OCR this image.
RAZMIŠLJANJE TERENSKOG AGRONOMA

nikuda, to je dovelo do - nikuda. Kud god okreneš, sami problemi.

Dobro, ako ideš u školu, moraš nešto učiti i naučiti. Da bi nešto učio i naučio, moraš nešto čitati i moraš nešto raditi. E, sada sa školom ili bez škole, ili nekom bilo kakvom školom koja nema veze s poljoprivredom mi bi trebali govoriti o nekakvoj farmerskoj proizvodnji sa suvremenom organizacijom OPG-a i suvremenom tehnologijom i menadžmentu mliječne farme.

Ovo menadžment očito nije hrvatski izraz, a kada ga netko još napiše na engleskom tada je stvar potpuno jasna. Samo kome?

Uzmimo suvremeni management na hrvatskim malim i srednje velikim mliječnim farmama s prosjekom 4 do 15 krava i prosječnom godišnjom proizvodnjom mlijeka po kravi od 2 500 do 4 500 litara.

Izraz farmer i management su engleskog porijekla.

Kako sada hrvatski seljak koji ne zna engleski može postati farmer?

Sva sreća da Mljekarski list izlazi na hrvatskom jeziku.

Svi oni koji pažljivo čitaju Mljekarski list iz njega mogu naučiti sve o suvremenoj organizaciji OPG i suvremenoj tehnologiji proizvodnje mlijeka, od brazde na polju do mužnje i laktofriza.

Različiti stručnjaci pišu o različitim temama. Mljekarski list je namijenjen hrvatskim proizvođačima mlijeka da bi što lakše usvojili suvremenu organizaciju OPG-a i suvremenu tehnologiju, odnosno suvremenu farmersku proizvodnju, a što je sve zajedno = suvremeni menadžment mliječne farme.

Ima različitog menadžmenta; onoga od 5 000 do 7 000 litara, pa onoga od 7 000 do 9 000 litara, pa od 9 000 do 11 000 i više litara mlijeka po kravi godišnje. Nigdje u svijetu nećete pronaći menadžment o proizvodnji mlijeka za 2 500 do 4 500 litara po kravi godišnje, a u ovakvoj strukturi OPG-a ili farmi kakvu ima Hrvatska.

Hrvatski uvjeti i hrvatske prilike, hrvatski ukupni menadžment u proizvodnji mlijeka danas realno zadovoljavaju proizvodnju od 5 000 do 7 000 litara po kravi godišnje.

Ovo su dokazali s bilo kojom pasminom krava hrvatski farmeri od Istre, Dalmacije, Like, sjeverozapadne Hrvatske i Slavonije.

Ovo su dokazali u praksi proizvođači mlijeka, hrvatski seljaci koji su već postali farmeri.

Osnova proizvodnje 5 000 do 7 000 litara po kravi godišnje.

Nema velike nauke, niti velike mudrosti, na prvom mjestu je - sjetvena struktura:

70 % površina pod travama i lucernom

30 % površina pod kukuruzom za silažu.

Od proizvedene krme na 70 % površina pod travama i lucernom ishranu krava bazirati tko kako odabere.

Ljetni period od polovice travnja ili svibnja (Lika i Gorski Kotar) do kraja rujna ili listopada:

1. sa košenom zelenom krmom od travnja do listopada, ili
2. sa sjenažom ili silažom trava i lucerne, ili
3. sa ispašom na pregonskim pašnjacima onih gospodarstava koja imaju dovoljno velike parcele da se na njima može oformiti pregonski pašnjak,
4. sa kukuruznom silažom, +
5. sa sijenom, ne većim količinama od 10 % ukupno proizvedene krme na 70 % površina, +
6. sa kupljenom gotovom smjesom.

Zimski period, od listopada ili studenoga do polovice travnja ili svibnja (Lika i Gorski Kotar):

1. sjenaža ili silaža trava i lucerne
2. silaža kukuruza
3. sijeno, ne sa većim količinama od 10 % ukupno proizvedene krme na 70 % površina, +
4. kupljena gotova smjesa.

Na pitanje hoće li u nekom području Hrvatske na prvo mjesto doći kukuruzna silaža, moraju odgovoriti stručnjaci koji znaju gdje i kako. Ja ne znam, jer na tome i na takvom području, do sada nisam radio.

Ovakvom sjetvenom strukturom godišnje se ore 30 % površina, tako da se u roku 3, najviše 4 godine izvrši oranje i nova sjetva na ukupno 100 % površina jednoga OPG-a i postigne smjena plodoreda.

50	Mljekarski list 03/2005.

┄┄┄┄┄┄┄┄┄┄

YOUR INSTRUCTIONS: Copy every line verbatim.

EXERCISE ANSWER:
OCR this image.
RAZMIŠLJANJE TERENSKOG AGRONOMA

nikuda, to je dovelo do - nikuda. Kud god okreneš, sami problemi.

Dobro, ako ideš u školu, moraš nešto učiti i naučiti. Da bi nešto učio i naučio, moraš nešto čitati i moraš nešto raditi. E, sada sa školom ili bez škole, ili nekom bilo kakvom školom koja nema veze s poljoprivredom mi bi trebali govoriti o nekakvoj farmerskoj proizvodnji sa suvremenom organizacijom OPG-a i suvremenom tehnologijom i menadžmentu mliječne farme.

Ovo menadžment očito nije hrvatski izraz, a kada ga netko još napiše na engleskom tada je stvar potpuno jasna. Samo kome?

Uzmimo suvremeni management na hrvatskim malim i srednje velikim mliječnim farmama s prosjekom 4 do 15 krava i prosječnom godišnjom proizvodnjom mlijeka po kravi od 2 500 do 4 500 litara.

Izraz farmer i management su engleskog porijekla.

Kako sada hrvatski seljak koji ne zna engleski može postati farmer?

Sva sreća da Mljekarski list izlazi na hrvatskom jeziku.

Svi oni koji pažljivo čitaju Mljekarski list iz njega mogu naučiti sve o suvremenoj organizaciji OPG i suvremenoj tehnologiji proizvodnje mlijeka, od brazde na polju do mužnje i laktofriza.

Različiti stručnjaci pišu o različitim temama. Mljekarski list je namijenjen hrvatskim proizvođačima mlijeka da bi što lakše usvojili suvremenu organizaciju OPG-a i suvremenu tehnologiju, odnosno suvremenu farmersku proizvodnju, a što je sve zajedno = suvremeni menadžment mliječne farme.

Ima različitog menadžmenta; onoga od 5 000 do 7 000 litara, pa onoga od 7 000 do 9 000 litara, pa od 9 000 do 11 000 i više litara mlijeka po kravi godišnje. Nigdje u svijetu nećete pronaći menadžment o proizvodnji mlijeka za 2 500 do 4 500 litara po kravi godišnje, a u ovakvoj strukturi OPG-a ili farmi kakvu ima Hrvatska.

Hrvatski uvjeti i hrvatske prilike, hrvatski ukupni menadžment u proizvodnji mlijeka danas realno zadovoljavaju proizvodnju od 5 000 do 7 000 litara po kravi godišnje.

Ovo su dokazali s bilo kojom pasminom krava hrvatski farmeri od Istre, Dalmacije, Like, sjeverozapadne Hrvatske i Slavonije.

Ovo su dokazali u praksi proizvođači mlijeka, hrvatski seljaci koji su već postali farmeri.

Osnova proizvodnje 5 000 do 7 000 litara po kravi godišnje.

Nema velike nauke, niti velike mudrosti, na prvom mjestu je - sjetvena struktura:

70 % površina pod travama i lucernom

30 % površina pod kukuruzom za silažu.

Od proizvedene krme na 70 % površina pod travama i lucernom ishranu krava bazirati tko kako odabere.

Ljetni period od polovice travnja ili svibnja (Lika i Gorski Kotar) do kraja rujna ili listopada:

1. sa košenom zelenom krmom od travnja do listopada, ili
2. sa sjenažom ili silažom trava i lucerne, ili
3. sa ispašom na pregonskim pašnjacima onih gospodarstava koja imaju dovoljno velike parcele da se na njima može oformiti pregonski pašnjak,
4. sa kukuruznom silažom, +
5. sa sijenom, ne većim količinama od 10 % ukupno proizvedene krme na 70 % površina, +
6. sa kupljenom gotovom smjesom.

Zimski period, od listopada ili studenoga do polovice travnja ili svibnja (Lika i Gorski Kotar):

1. sjenaža ili silaža trava i lucerne
2. silaža kukuruza
3. sijeno, ne sa većim količinama od 10 % ukupno proizvedene krme na 70 % površina, +
4. kupljena gotova smjesa.

Na pitanje hoće li u nekom području Hrvatske na prvo mjesto doći kukuruzna silaža, moraju odgovoriti stručnjaci koji znaju gdje i kako. Ja ne znam, jer na tome i na takvom području, do sada nisam radio.

Ovakvom sjetvenom strukturom godišnje se ore 30 % površina, tako da se u roku 3, najviše 4 godine izvrši oranje i nova sjetva na ukupno 100 % površina jednoga OPG-a i postigne smjena plodoreda.

50	Mljekarski list 03/2005.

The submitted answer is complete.